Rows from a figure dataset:
# # # #

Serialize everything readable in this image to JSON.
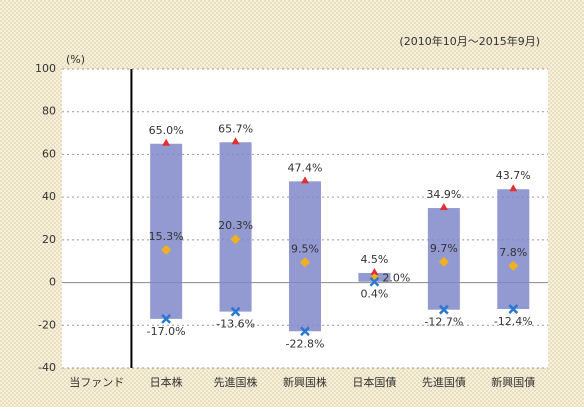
{
  "chart_data": {
    "type": "range",
    "subtitle": "(2010年10月～2015年9月)",
    "y_label": "(%)",
    "categories": [
      "当ファンド",
      "日本株",
      "先進国株",
      "新興国株",
      "日本国債",
      "先進国債",
      "新興国債"
    ],
    "bar_color": "#7f88c9",
    "series": [
      {
        "color": "#e03030",
        "values": [
          null,
          65.0,
          65.7,
          47.4,
          4.5,
          34.9,
          43.7
        ],
        "value_labels": [
          null,
          "65.0%",
          "65.7%",
          "47.4%",
          "4.5%",
          "34.9%",
          "43.7%"
        ]
      },
      {
        "color": "#f0b020",
        "values": [
          null,
          15.3,
          20.3,
          9.5,
          2.0,
          9.7,
          7.8
        ],
        "value_labels": [
          null,
          "15.3%",
          "20.3%",
          "9.5%",
          "2.0%",
          "9.7%",
          "7.8%"
        ]
      },
      {
        "color": "#2a78d0",
        "values": [
          null,
          -17.0,
          -13.6,
          -22.8,
          0.4,
          -12.7,
          -12.4
        ],
        "value_labels": [
          null,
          "-17.0%",
          "-13.6%",
          "-22.8%",
          "0.4%",
          "-12.7%",
          "-12.4%"
        ]
      }
    ],
    "ylim": [
      -40,
      100
    ],
    "yticks": [
      -40,
      -20,
      0,
      20,
      40,
      60,
      80,
      100
    ],
    "grid": true
  }
}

# # # #

Copy the records exactly as they appear, excluding images.

- Complete response -
Serialize everything readable in this image to JSON.
{
  "chart_data": {
    "type": "range",
    "subtitle": "(2010年10月～2015年9月)",
    "y_label": "(%)",
    "categories": [
      "当ファンド",
      "日本株",
      "先進国株",
      "新興国株",
      "日本国債",
      "先進国債",
      "新興国債"
    ],
    "bar_color": "#7f88c9",
    "series": [
      {
        "color": "#e03030",
        "values": [
          null,
          65.0,
          65.7,
          47.4,
          4.5,
          34.9,
          43.7
        ],
        "value_labels": [
          null,
          "65.0%",
          "65.7%",
          "47.4%",
          "4.5%",
          "34.9%",
          "43.7%"
        ]
      },
      {
        "color": "#f0b020",
        "values": [
          null,
          15.3,
          20.3,
          9.5,
          2.0,
          9.7,
          7.8
        ],
        "value_labels": [
          null,
          "15.3%",
          "20.3%",
          "9.5%",
          "2.0%",
          "9.7%",
          "7.8%"
        ]
      },
      {
        "color": "#2a78d0",
        "values": [
          null,
          -17.0,
          -13.6,
          -22.8,
          0.4,
          -12.7,
          -12.4
        ],
        "value_labels": [
          null,
          "-17.0%",
          "-13.6%",
          "-22.8%",
          "0.4%",
          "-12.7%",
          "-12.4%"
        ]
      }
    ],
    "ylim": [
      -40,
      100
    ],
    "yticks": [
      -40,
      -20,
      0,
      20,
      40,
      60,
      80,
      100
    ],
    "grid": true
  }
}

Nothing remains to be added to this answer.